◆ **What is being asked**:
Within the records that follow, find every line containing the string "colorbar". Copy those lines.

* start Available data *

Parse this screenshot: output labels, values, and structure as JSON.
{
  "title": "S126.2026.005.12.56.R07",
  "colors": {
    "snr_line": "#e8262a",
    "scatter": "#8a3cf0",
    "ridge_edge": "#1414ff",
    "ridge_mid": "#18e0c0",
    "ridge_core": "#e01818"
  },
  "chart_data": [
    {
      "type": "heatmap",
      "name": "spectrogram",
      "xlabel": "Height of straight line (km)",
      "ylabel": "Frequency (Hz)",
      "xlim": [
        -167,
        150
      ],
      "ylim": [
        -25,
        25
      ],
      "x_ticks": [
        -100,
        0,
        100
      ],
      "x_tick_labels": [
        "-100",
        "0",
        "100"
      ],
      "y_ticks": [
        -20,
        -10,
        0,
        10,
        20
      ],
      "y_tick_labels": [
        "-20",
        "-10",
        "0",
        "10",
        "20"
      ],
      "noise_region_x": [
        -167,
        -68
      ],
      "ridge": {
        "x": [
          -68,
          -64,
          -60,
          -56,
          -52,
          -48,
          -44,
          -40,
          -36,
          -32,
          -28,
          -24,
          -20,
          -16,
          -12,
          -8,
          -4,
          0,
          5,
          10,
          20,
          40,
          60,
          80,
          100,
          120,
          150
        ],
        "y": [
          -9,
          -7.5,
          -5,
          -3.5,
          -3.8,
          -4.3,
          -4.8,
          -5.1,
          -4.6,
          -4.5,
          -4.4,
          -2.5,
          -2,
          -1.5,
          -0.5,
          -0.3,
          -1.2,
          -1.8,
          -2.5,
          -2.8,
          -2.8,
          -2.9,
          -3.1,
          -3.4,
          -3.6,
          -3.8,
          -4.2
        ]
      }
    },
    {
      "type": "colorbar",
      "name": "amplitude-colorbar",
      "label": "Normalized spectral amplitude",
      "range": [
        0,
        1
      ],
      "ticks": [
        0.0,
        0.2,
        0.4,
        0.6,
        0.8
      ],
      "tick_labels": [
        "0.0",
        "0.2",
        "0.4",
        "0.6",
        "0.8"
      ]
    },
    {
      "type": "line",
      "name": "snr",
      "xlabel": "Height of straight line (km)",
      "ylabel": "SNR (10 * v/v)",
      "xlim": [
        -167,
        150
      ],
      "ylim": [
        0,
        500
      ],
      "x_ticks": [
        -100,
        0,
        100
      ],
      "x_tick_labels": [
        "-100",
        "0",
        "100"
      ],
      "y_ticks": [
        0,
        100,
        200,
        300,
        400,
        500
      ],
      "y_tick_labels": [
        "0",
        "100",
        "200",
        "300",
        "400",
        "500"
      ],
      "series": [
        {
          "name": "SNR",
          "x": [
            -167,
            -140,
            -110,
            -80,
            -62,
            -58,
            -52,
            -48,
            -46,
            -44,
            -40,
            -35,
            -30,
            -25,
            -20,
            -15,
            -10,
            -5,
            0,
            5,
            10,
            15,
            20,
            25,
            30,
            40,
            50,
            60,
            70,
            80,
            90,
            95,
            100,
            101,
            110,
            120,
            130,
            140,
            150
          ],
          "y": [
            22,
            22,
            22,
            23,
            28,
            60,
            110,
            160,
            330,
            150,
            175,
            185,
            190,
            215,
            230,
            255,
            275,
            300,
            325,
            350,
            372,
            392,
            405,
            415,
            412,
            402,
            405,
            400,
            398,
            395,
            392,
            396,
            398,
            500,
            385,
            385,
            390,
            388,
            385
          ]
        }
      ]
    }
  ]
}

* end Available data *

◆ **Task answer**:
      "type": "colorbar",
      "name": "amplitude-colorbar",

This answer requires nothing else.